_What you need to do_
Check each line of the records below and collect those that include the word "power".

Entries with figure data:
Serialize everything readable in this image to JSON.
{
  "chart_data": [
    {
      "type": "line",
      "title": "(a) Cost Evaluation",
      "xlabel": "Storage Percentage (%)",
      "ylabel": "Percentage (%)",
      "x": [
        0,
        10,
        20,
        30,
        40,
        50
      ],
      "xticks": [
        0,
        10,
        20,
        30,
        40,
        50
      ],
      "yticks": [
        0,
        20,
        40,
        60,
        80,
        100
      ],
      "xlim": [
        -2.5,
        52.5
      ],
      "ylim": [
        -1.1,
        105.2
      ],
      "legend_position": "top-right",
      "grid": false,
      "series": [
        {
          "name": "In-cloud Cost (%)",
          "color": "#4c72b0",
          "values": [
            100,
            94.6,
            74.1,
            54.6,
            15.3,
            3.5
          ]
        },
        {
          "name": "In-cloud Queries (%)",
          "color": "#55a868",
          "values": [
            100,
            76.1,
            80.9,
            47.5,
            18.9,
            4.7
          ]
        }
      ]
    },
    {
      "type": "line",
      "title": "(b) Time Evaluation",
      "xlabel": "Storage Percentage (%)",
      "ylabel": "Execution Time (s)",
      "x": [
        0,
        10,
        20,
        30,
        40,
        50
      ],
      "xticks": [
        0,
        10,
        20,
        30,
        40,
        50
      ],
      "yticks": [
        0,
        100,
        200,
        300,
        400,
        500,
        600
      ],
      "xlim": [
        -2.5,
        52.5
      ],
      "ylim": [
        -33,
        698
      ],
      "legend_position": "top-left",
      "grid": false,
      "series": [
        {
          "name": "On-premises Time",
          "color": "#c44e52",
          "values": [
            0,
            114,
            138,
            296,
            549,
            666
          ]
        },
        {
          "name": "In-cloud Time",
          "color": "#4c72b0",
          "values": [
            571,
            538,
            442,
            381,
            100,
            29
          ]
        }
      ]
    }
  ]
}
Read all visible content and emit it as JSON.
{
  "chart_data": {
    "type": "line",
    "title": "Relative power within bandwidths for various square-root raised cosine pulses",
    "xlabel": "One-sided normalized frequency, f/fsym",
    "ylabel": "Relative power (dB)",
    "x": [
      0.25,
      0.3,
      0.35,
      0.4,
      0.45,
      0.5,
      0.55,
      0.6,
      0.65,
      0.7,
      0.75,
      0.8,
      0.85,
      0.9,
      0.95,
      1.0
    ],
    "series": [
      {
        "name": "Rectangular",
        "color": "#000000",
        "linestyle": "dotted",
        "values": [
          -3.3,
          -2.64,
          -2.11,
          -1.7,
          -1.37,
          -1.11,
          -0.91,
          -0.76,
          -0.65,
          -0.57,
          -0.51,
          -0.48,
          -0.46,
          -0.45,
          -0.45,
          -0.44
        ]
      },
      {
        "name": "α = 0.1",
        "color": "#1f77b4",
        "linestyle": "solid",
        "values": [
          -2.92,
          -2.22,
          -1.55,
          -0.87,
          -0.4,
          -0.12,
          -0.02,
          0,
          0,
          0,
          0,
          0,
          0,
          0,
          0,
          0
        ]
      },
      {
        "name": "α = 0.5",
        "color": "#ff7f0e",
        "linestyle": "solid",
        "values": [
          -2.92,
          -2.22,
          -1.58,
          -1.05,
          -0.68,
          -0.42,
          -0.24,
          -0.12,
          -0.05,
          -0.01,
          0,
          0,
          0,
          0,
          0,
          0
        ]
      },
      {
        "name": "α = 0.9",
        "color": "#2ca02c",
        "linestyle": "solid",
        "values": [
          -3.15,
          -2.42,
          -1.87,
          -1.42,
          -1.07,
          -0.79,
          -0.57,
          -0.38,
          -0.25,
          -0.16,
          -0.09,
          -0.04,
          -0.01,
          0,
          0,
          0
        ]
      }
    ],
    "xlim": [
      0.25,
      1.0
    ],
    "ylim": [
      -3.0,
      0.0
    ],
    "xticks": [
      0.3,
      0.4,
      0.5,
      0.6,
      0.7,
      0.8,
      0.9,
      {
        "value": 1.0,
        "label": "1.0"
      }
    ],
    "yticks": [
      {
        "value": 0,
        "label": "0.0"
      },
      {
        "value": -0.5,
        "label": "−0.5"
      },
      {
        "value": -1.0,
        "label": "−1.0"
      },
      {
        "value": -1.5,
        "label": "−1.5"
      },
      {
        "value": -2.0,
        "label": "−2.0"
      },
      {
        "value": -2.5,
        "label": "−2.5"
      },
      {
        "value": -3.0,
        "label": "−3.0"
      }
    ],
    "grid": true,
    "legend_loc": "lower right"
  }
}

_Written response_
    "title": "Relative power within bandwidths for various square-root raised cosine pulses",
    "ylabel": "Relative power (dB)",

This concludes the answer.